STATED PROBLEM: Your task is to print all of the data word for word.

>> Begin ITEMS

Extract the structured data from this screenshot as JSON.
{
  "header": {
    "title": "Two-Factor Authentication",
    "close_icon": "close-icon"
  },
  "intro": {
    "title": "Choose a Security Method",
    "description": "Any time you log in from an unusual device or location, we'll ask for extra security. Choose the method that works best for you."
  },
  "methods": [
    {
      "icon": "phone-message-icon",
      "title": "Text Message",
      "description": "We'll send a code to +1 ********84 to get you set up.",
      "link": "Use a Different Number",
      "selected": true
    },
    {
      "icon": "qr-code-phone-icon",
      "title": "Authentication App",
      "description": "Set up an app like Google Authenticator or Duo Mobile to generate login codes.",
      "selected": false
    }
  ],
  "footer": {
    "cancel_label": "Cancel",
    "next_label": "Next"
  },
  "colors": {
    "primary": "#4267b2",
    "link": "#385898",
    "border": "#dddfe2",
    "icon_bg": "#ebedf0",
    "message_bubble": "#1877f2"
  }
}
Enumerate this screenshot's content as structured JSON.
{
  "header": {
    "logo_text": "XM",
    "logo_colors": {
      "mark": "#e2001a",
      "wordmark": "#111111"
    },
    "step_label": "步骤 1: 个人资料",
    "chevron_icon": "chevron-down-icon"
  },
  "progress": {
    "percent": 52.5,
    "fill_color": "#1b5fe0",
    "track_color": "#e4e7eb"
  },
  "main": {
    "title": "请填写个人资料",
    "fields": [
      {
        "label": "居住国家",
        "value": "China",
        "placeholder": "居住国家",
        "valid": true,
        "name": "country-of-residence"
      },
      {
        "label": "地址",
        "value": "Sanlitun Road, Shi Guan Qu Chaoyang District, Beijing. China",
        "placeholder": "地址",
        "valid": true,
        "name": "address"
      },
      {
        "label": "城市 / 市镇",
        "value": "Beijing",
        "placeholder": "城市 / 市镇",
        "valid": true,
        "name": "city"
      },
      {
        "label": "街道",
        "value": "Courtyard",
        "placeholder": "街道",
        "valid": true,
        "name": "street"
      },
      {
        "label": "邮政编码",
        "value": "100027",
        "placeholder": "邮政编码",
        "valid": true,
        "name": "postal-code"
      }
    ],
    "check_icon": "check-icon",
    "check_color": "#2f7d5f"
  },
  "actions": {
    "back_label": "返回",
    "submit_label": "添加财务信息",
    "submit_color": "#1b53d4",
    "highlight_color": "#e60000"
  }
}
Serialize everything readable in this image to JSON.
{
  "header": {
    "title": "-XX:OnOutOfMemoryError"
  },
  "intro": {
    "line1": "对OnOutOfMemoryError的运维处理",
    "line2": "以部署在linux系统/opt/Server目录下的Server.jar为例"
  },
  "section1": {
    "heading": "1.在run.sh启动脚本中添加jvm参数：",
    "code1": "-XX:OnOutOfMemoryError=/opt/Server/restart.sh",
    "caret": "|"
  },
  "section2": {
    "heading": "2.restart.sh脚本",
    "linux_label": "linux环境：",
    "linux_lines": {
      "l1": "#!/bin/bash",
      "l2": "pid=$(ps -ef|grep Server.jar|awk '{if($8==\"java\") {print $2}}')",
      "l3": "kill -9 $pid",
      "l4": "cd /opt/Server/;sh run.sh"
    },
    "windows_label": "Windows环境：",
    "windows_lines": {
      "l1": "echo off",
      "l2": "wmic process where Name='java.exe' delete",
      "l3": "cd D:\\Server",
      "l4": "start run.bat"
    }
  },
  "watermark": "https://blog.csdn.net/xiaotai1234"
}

>> End ITEMS

RESULT OF THE EXERCISE:
Extract the structured data from this screenshot as JSON.
{
  "header": {
    "title": "Two-Factor Authentication",
    "close_icon": "close-icon"
  },
  "intro": {
    "title": "Choose a Security Method",
    "description": "Any time you log in from an unusual device or location, we'll ask for extra security. Choose the method that works best for you."
  },
  "methods": [
    {
      "icon": "phone-message-icon",
      "title": "Text Message",
      "description": "We'll send a code to +1 ********84 to get you set up.",
      "link": "Use a Different Number",
      "selected": true
    },
    {
      "icon": "qr-code-phone-icon",
      "title": "Authentication App",
      "description": "Set up an app like Google Authenticator or Duo Mobile to generate login codes.",
      "selected": false
    }
  ],
  "footer": {
    "cancel_label": "Cancel",
    "next_label": "Next"
  },
  "colors": {
    "primary": "#4267b2",
    "link": "#385898",
    "border": "#dddfe2",
    "icon_bg": "#ebedf0",
    "message_bubble": "#1877f2"
  }
}
Enumerate this screenshot's content as structured JSON.
{
  "header": {
    "logo_text": "XM",
    "logo_colors": {
      "mark": "#e2001a",
      "wordmark": "#111111"
    },
    "step_label": "步骤 1: 个人资料",
    "chevron_icon": "chevron-down-icon"
  },
  "progress": {
    "percent": 52.5,
    "fill_color": "#1b5fe0",
    "track_color": "#e4e7eb"
  },
  "main": {
    "title": "请填写个人资料",
    "fields": [
      {
        "label": "居住国家",
        "value": "China",
        "placeholder": "居住国家",
        "valid": true,
        "name": "country-of-residence"
      },
      {
        "label": "地址",
        "value": "Sanlitun Road, Shi Guan Qu Chaoyang District, Beijing. China",
        "placeholder": "地址",
        "valid": true,
        "name": "address"
      },
      {
        "label": "城市 / 市镇",
        "value": "Beijing",
        "placeholder": "城市 / 市镇",
        "valid": true,
        "name": "city"
      },
      {
        "label": "街道",
        "value": "Courtyard",
        "placeholder": "街道",
        "valid": true,
        "name": "street"
      },
      {
        "label": "邮政编码",
        "value": "100027",
        "placeholder": "邮政编码",
        "valid": true,
        "name": "postal-code"
      }
    ],
    "check_icon": "check-icon",
    "check_color": "#2f7d5f"
  },
  "actions": {
    "back_label": "返回",
    "submit_label": "添加财务信息",
    "submit_color": "#1b53d4",
    "highlight_color": "#e60000"
  }
}
Serialize everything readable in this image to JSON.
{
  "header": {
    "title": "-XX:OnOutOfMemoryError"
  },
  "intro": {
    "line1": "对OnOutOfMemoryError的运维处理",
    "line2": "以部署在linux系统/opt/Server目录下的Server.jar为例"
  },
  "section1": {
    "heading": "1.在run.sh启动脚本中添加jvm参数：",
    "code1": "-XX:OnOutOfMemoryError=/opt/Server/restart.sh",
    "caret": "|"
  },
  "section2": {
    "heading": "2.restart.sh脚本",
    "linux_label": "linux环境：",
    "linux_lines": {
      "l1": "#!/bin/bash",
      "l2": "pid=$(ps -ef|grep Server.jar|awk '{if($8==\"java\") {print $2}}')",
      "l3": "kill -9 $pid",
      "l4": "cd /opt/Server/;sh run.sh"
    },
    "windows_label": "Windows环境：",
    "windows_lines": {
      "l1": "echo off",
      "l2": "wmic process where Name='java.exe' delete",
      "l3": "cd D:\\Server",
      "l4": "start run.bat"
    }
  },
  "watermark": "https://blog.csdn.net/xiaotai1234"
}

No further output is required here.